* Text
+-------+

Open source is not going away. Why should it?
That's a quote from Microsoft CEO Steve Ballmer in Marshall Phelps' new book, Burning the Ships, and it's a question that Phelps tries to answer.
In the course of doing so, Phelps portrays Microsoft as desperately striving to adapt to a new world of aggressive enforcement of intellectual property (IP), but ends up suggesting a rising IP hegemon eager to shape a new world of such enforcement.
It's not pretty.
Phelps is the man who turned IBM's patent portfolio into a $2 billion business (as he reminds the reader several times), but his goal at Microsoft wasn't to generate cash through licensing, he declares. Nor is Microsoft's new IP strategy a rehash of the old world where IP is treated as a negative right (i.e., the ability to protect one's IP from the wiles and avarice of competitors), but rather IP becomes "a bridge to collaboration with other firms."
But this is where the contradictions begin.
Phelps indicates that Microsoft cannot go it alone in the world...then points to statistics that claim 42 percent of the world's IT people depend upon Microsoft technology. Microsoft apparently has done quite well going it alone.
He further agonizes that Microsoft must expand its partnership footprint...even while identifying 640,000 vendors in Microsoft's partner ecosystem that earned more than $425 billion in revenue in 2007. It's unclear, based on his own evidence, how Microsoft is starving its partners and, indeed, Microsoft has always made much of what an impressive partner it is with 96 percent of its sales going through partners.
Phelps berates patent trolls and others for forcing Microsoft to pay hundreds of millions of dollars in licensing fees...but then goes on to explain how Microsoft's new IP strategy has his team on the road constantly signing up new licensees for patent royalties and other agreements.
The money quote comes from Nathan Myhrvold, a former Microsoft executive and arguably now the world's largest patent troll with his company Intellectual Ventures, who declares himself "shocked" by the actions of patent trolls who could "just go and buy a patent and then use it" against Microsoft.
Oh, the irony, given that this is a concise definition of Myhrvold's current business plan and, apparently, Microsoft's.
Indeed, this is where Phelps' IP strategy for Microsoft departs from its stated intent. Phelps writes:
...(I)ntellectual property should always serve the business, not be the business....Microsoft didn't need money (from its patent portfolio)--it had billions of dollars of cash in the bank. Instead, Microsoft needed to transform its relations with the rest of the industry and build collaborative relationships with other firms. So that became the focus of our new IP strategy.

+-------+

* Jobs
a) In the review of Burning the Ships, how much revenue did the vendors in Microsoft's partner ecosystem earn in 2007?
b) Please copy the review word for word, from "In the course" to "the contradictions begin.".
The lines that come next have no connection to the review.

+-------+

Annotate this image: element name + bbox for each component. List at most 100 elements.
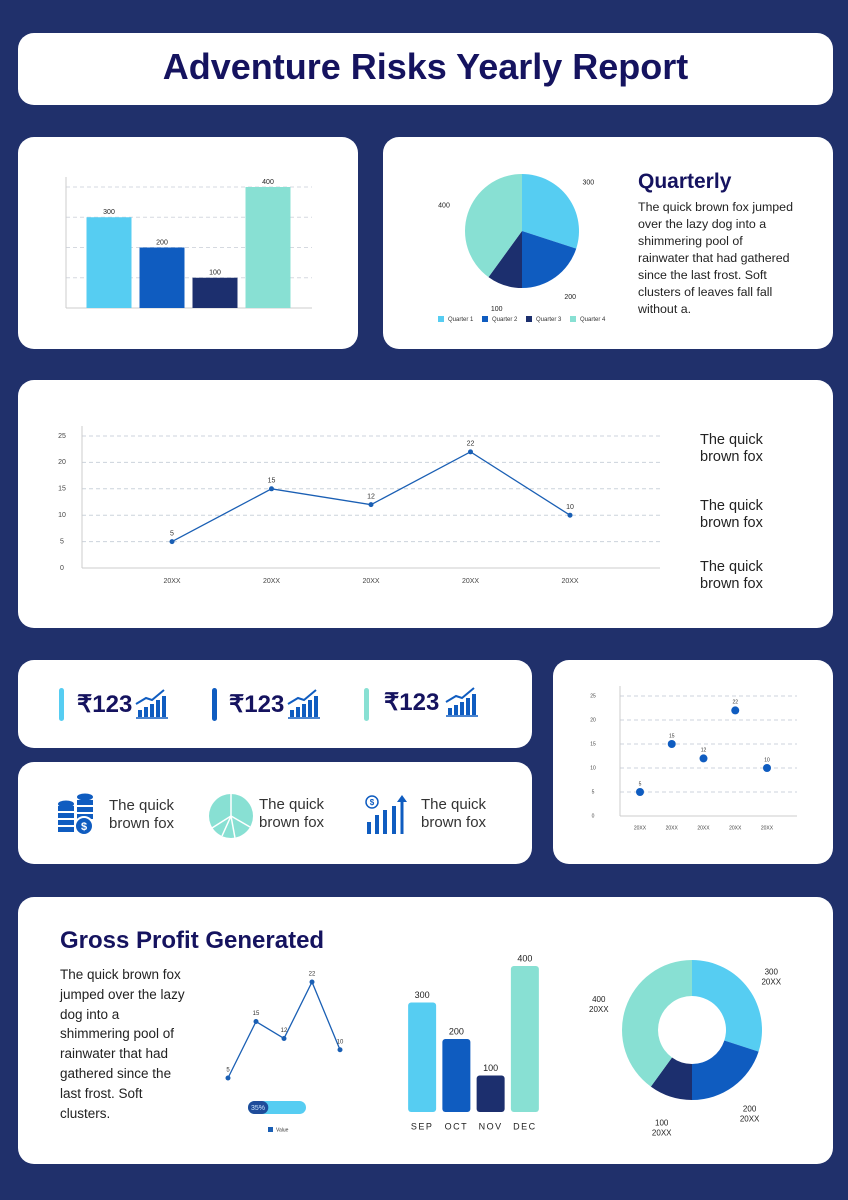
x-tick-label: 20XX xyxy=(263,578,280,585)
pie-icon xyxy=(209,794,253,839)
point xyxy=(468,449,473,455)
point xyxy=(169,539,175,545)
side-note: The quick brown fox xyxy=(700,559,763,592)
y-tick-label: 0 xyxy=(592,813,595,819)
value-label: 100 xyxy=(491,306,503,313)
y-tick-label: 25 xyxy=(590,693,596,699)
point xyxy=(667,740,676,748)
value-label: 100 xyxy=(655,1118,669,1127)
value-label: 12 xyxy=(367,493,375,500)
accent xyxy=(212,688,217,721)
value-label: 12 xyxy=(701,748,707,754)
value-label: 15 xyxy=(268,478,276,485)
value-label: 300 xyxy=(415,990,430,1000)
x-tick-label: 20XX xyxy=(634,825,647,831)
stat: ₹123 xyxy=(229,691,285,718)
pie-slice xyxy=(488,231,522,288)
quarterly-text: The quick brown fox jumped over the lazy… xyxy=(638,200,793,316)
value-label: 200 xyxy=(743,1104,757,1113)
bar xyxy=(86,217,132,308)
coins-icon: $ xyxy=(58,793,94,836)
growth-icon xyxy=(135,687,478,719)
feature-text: The quick brown fox xyxy=(109,797,175,832)
page-title: Adventure Risks Yearly Report xyxy=(162,46,689,87)
point xyxy=(636,788,644,796)
value-label: 300 xyxy=(582,180,594,187)
x-tick-label: SEP xyxy=(411,1121,434,1131)
value-label: 10 xyxy=(566,504,574,511)
profit-text: The quick brown fox jumped over the lazy… xyxy=(60,967,185,1121)
legend-swatch xyxy=(570,316,576,322)
legend-label: Quarter 2 xyxy=(492,317,518,323)
point xyxy=(567,512,573,518)
value-label: 400 xyxy=(592,995,606,1004)
y-tick-label: 10 xyxy=(58,512,66,519)
value-label: 15 xyxy=(669,733,675,739)
x-tick-label: 20XX xyxy=(666,825,679,831)
value-label: 12 xyxy=(281,1028,288,1034)
value-label: 200 xyxy=(564,294,576,301)
stat: ₹123 xyxy=(77,691,133,718)
legend-label: Quarter 3 xyxy=(536,317,562,323)
value-label: 100 xyxy=(483,1063,498,1073)
value-label: 400 xyxy=(517,953,532,963)
bar xyxy=(510,966,539,1112)
value-label: 300 xyxy=(765,968,779,977)
y-tick-label: 0 xyxy=(60,565,64,572)
value-label: 100 xyxy=(209,270,221,277)
side-note: The quick brown fox xyxy=(700,498,763,531)
finance-icon: $ xyxy=(365,795,407,834)
category-label: 20XX xyxy=(740,1114,760,1123)
svg-text:$: $ xyxy=(81,821,87,833)
value-label: 22 xyxy=(732,700,738,706)
legend-label: Value xyxy=(276,1127,289,1133)
legend-label: Quarter 1 xyxy=(448,317,474,323)
line-card xyxy=(18,380,833,628)
value-label: 200 xyxy=(449,1026,464,1036)
legend-swatch xyxy=(268,1127,273,1132)
y-tick-label: 20 xyxy=(590,717,596,723)
progress-label: 35% xyxy=(251,1105,265,1112)
legend-swatch xyxy=(526,316,532,322)
bar xyxy=(442,1039,471,1112)
feature-text: The quick brown fox xyxy=(259,796,325,831)
point xyxy=(699,754,708,763)
point xyxy=(763,764,771,772)
value-label: 5 xyxy=(639,781,642,787)
y-tick-label: 10 xyxy=(590,765,596,771)
x-tick-label: 20XX xyxy=(761,825,774,831)
legend-label: Quarter 4 xyxy=(580,317,606,323)
x-tick-label: 20XX xyxy=(697,825,710,831)
pie-slice xyxy=(650,1057,692,1100)
value-label: 400 xyxy=(438,203,450,210)
pie-slice xyxy=(522,174,579,249)
point xyxy=(309,979,315,985)
value-label: 22 xyxy=(309,972,316,978)
profit-heading: Gross Profit Generated xyxy=(60,927,325,954)
bar xyxy=(245,187,291,308)
y-tick-label: 25 xyxy=(58,433,66,440)
accent xyxy=(59,688,64,721)
category-label: 20XX xyxy=(589,1005,609,1014)
features-card xyxy=(18,762,532,864)
pie-slice xyxy=(621,960,692,1087)
x-tick-label: 20XX xyxy=(729,825,742,831)
value-label: 5 xyxy=(226,1068,230,1074)
y-tick-label: 15 xyxy=(58,486,66,493)
value-label: 5 xyxy=(170,530,174,537)
value-label: 300 xyxy=(103,209,115,216)
bar xyxy=(139,247,185,308)
value-label: 15 xyxy=(253,1011,260,1017)
value-label: 22 xyxy=(467,441,475,448)
y-tick-label: 5 xyxy=(592,789,595,795)
point xyxy=(731,706,740,715)
y-tick-label: 15 xyxy=(590,741,596,747)
accent xyxy=(364,688,369,721)
pie-slice xyxy=(522,231,577,288)
bar xyxy=(476,1075,505,1112)
x-tick-label: NOV xyxy=(479,1121,503,1131)
y-tick-label: 20 xyxy=(58,459,66,466)
legend-swatch xyxy=(482,316,488,322)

+-------+

* The solutions
a) More than $425 billion.

b)
In the course of doing so, Phelps portrays Microsoft as desperately striving to adapt to a new world of aggressive enforcement of intellectual property (IP), but ends up suggesting a rising IP hegemon eager to shape a new world of such enforcement.
It's not pretty.
Phelps is the man who turned IBM's patent portfolio into a $2 billion business (as he reminds the reader several times), but his goal at Microsoft wasn't to generate cash through licensing, he declares. Nor is Microsoft's new IP strategy a rehash of the old world where IP is treated as a negative right (i.e., the ability to protect one's IP from the wiles and avarice of competitors), but rather IP becomes "a bridge to collaboration with other firms."
But this is where the contradictions begin.